— Start of DATASET —
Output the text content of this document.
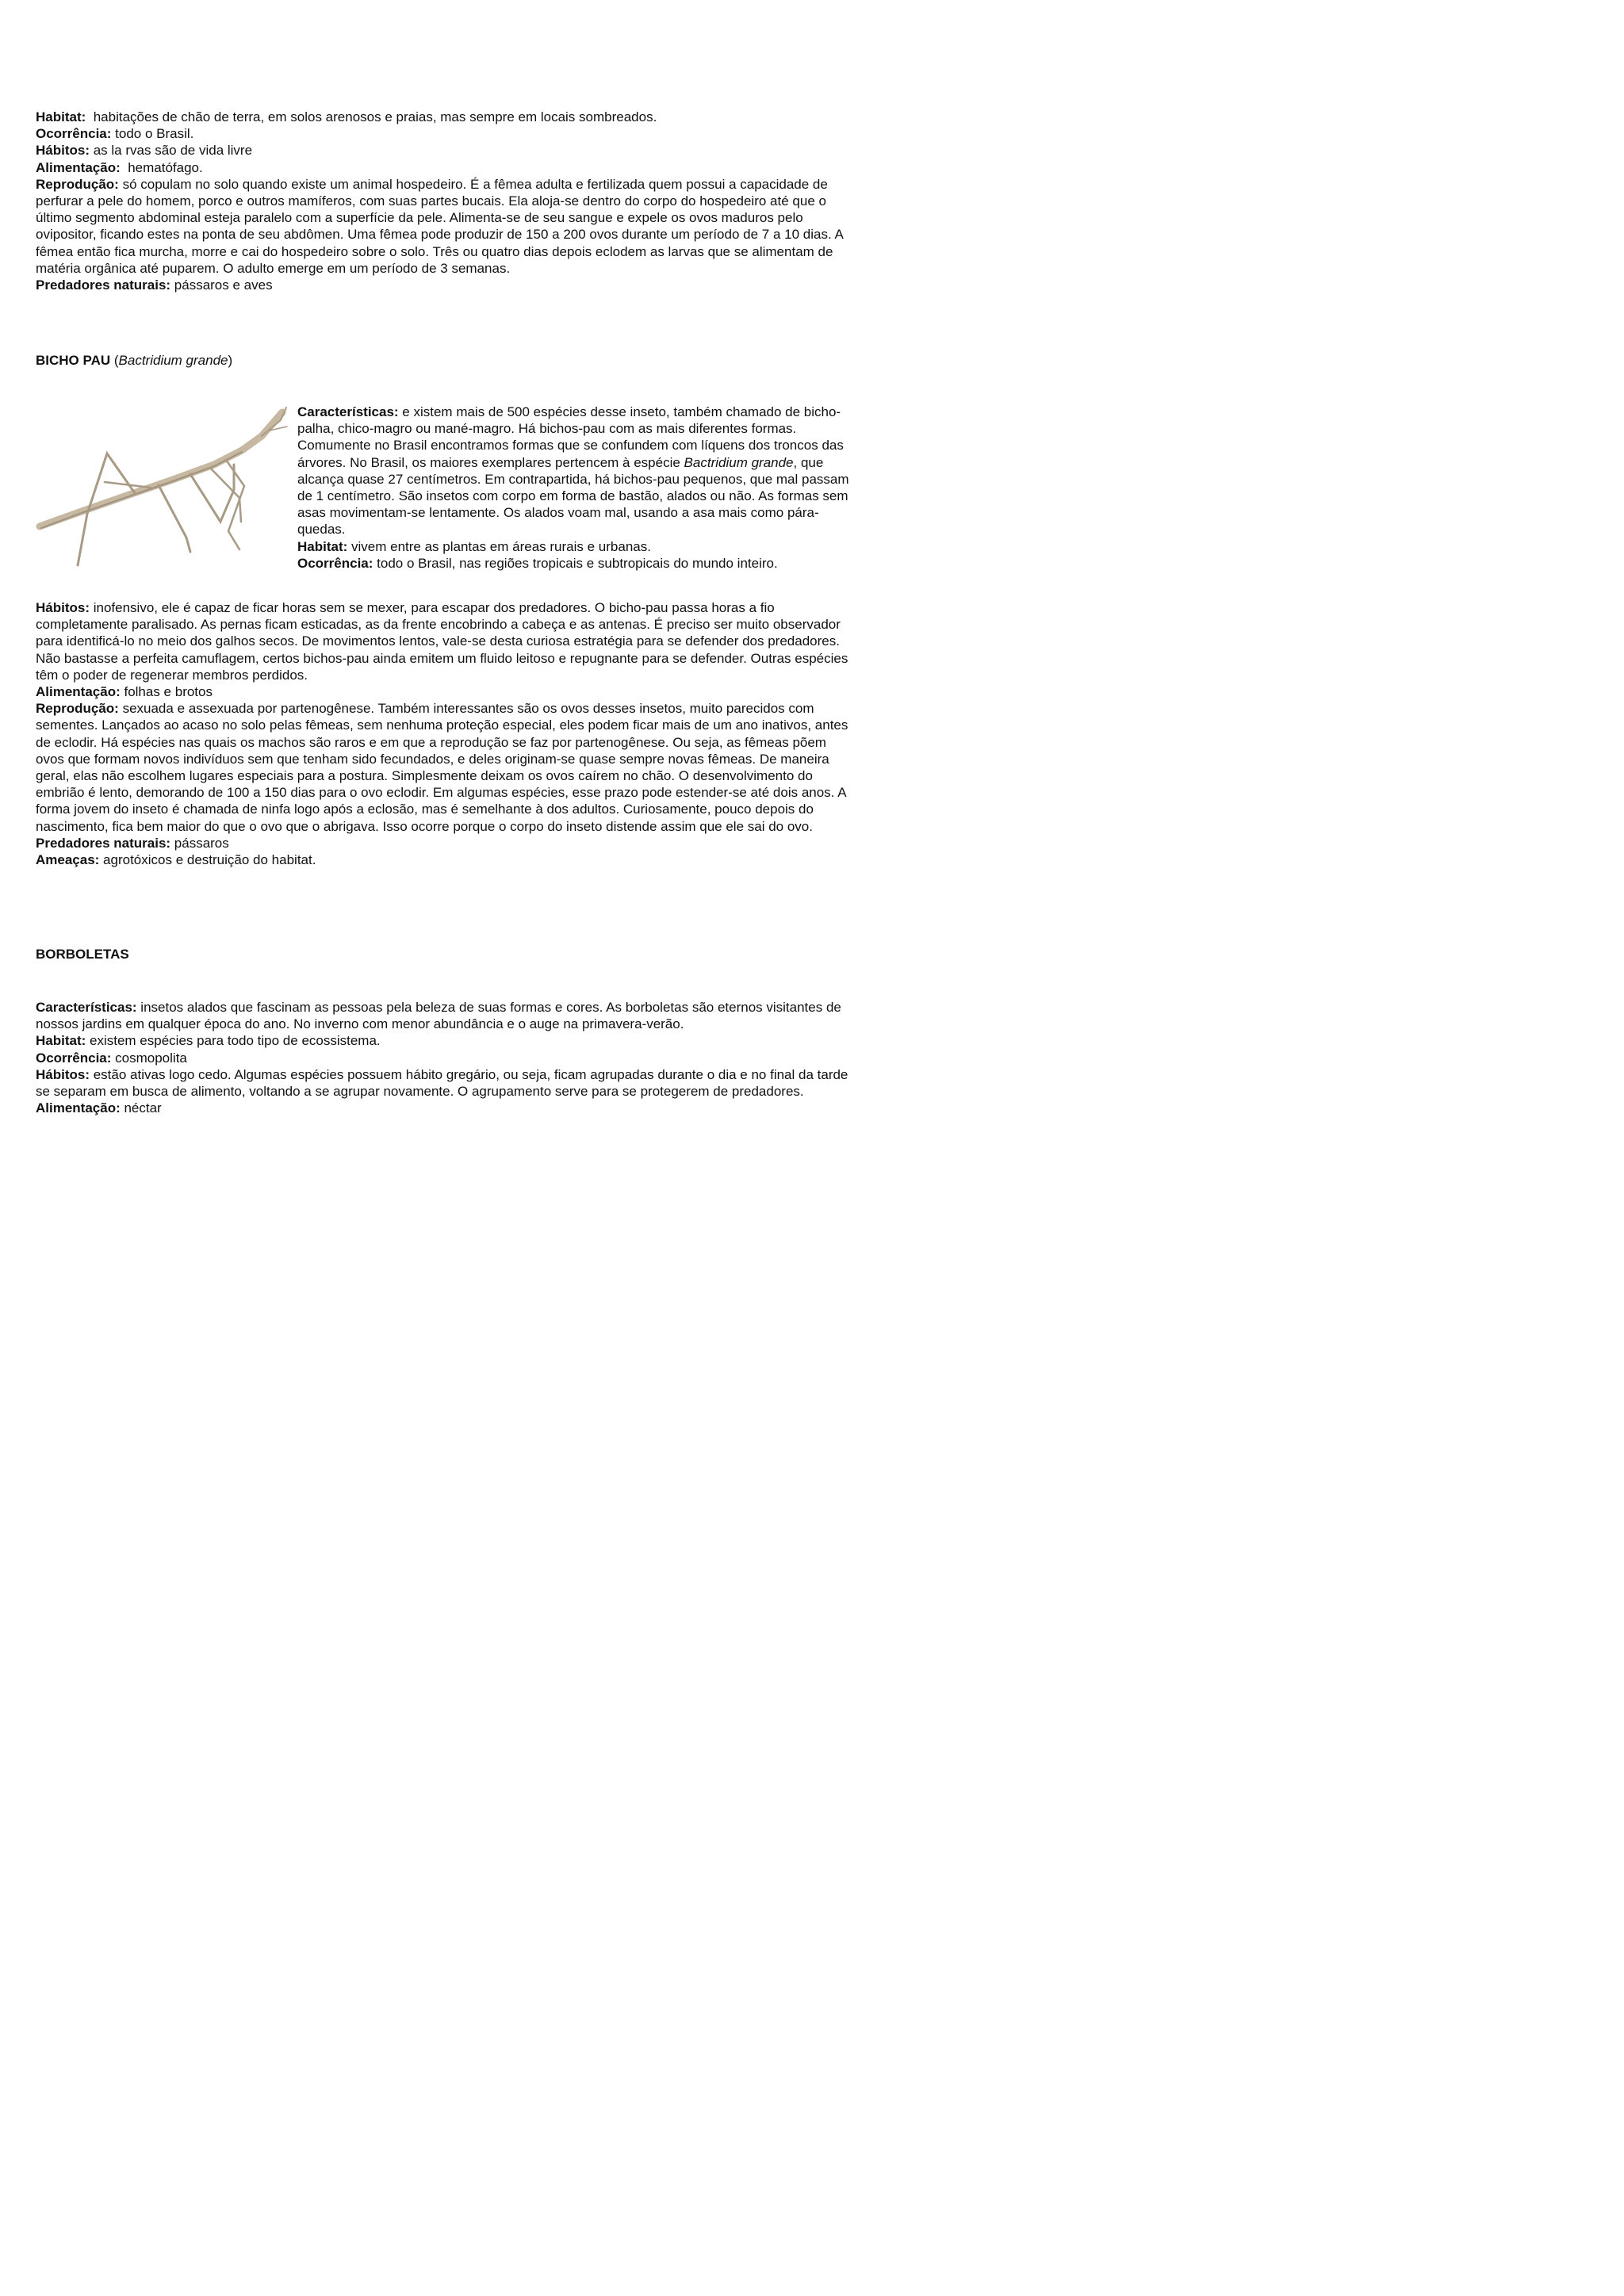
Habitat:  habitações de chão de terra, em solos arenosos e praias, mas sempre em locais sombreados.

Ocorrência: todo o Brasil.

Hábitos: as la rvas são de vida livre

Alimentação:  hematófago.

Reprodução: só copulam no solo quando existe um animal hospedeiro. É a fêmea adulta e fertilizada quem possui a capacidade de perfurar a pele do homem, porco e outros mamíferos, com suas partes bucais. Ela aloja-se dentro do corpo do hospedeiro até que o último segmento abdominal esteja paralelo com a superfície da pele. Alimenta-se de seu sangue e expele os ovos maduros pelo ovipositor, ficando estes na ponta de seu abdômen. Uma fêmea pode produzir de 150 a 200 ovos durante um período de 7 a 10 dias. A fêmea então fica murcha, morre e cai do hospedeiro sobre o solo. Três ou quatro dias depois eclodem as larvas que se alimentam de matéria orgânica até puparem. O adulto emerge em um período de 3 semanas.

Predadores naturais: pássaros e aves

BICHO PAU (Bactridium grande)

Características: e xistem mais de 500 espécies desse inseto, também chamado de bicho-palha, chico-magro ou mané-magro. Há bichos-pau com as mais diferentes formas. Comumente no Brasil encontramos formas que se confundem com líquens dos troncos das árvores. No Brasil, os maiores exemplares pertencem à espécie Bactridium grande, que alcança quase 27 centímetros. Em contrapartida, há bichos-pau pequenos, que mal passam de 1 centímetro. São insetos com corpo em forma de bastão, alados ou não. As formas sem asas movimentam-se lentamente. Os alados voam mal, usando a asa mais como pára-quedas.

Habitat: vivem entre as plantas em áreas rurais e urbanas.

Ocorrência: todo o Brasil, nas regiões tropicais e subtropicais do mundo inteiro.

Hábitos: inofensivo, ele é capaz de ficar horas sem se mexer, para escapar dos predadores. O bicho-pau passa horas a fio completamente paralisado. As pernas ficam esticadas, as da frente encobrindo a cabeça e as antenas. É preciso ser muito observador para identificá-lo no meio dos galhos secos. De movimentos lentos, vale-se desta curiosa estratégia para se defender dos predadores. Não bastasse a perfeita camuflagem, certos bichos-pau ainda emitem um fluido leitoso e repugnante para se defender. Outras espécies têm o poder de regenerar membros perdidos.

Alimentação: folhas e brotos

Reprodução: sexuada e assexuada por partenogênese. Também interessantes são os ovos desses insetos, muito parecidos com sementes. Lançados ao acaso no solo pelas fêmeas, sem nenhuma proteção especial, eles podem ficar mais de um ano inativos, antes de eclodir. Há espécies nas quais os machos são raros e em que a reprodução se faz por partenogênese. Ou seja, as fêmeas põem ovos que formam novos indivíduos sem que tenham sido fecundados, e deles originam-se quase sempre novas fêmeas. De maneira geral, elas não escolhem lugares especiais para a postura. Simplesmente deixam os ovos caírem no chão. O desenvolvimento do embrião é lento, demorando de 100 a 150 dias para o ovo eclodir. Em algumas espécies, esse prazo pode estender-se até dois anos. A forma jovem do inseto é chamada de ninfa logo após a eclosão, mas é semelhante à dos adultos. Curiosamente, pouco depois do nascimento, fica bem maior do que o ovo que o abrigava. Isso ocorre porque o corpo do inseto distende assim que ele sai do ovo.

Predadores naturais: pássaros

Ameaças: agrotóxicos e destruição do habitat.

BORBOLETAS

Características: insetos alados que fascinam as pessoas pela beleza de suas formas e cores. As borboletas são eternos visitantes de nossos jardins em qualquer época do ano. No inverno com menor abundância e o auge na primavera-verão.

Habitat: existem espécies para todo tipo de ecossistema.

Ocorrência: cosmopolita

Hábitos: estão ativas logo cedo. Algumas espécies possuem hábito gregário, ou seja, ficam agrupadas durante o dia e no final da tarde se separam em busca de alimento, voltando a se agrupar novamente. O agrupamento serve para se protegerem de predadores.

Alimentação: néctar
— End of DATASET —
WHAT IS EXPECTED: Find each line that has the word "Alimentação", then copy it out.

EXERCISE RESPONSE:
Alimentação:  hematófago.
Alimentação: folhas e brotos
Alimentação: néctar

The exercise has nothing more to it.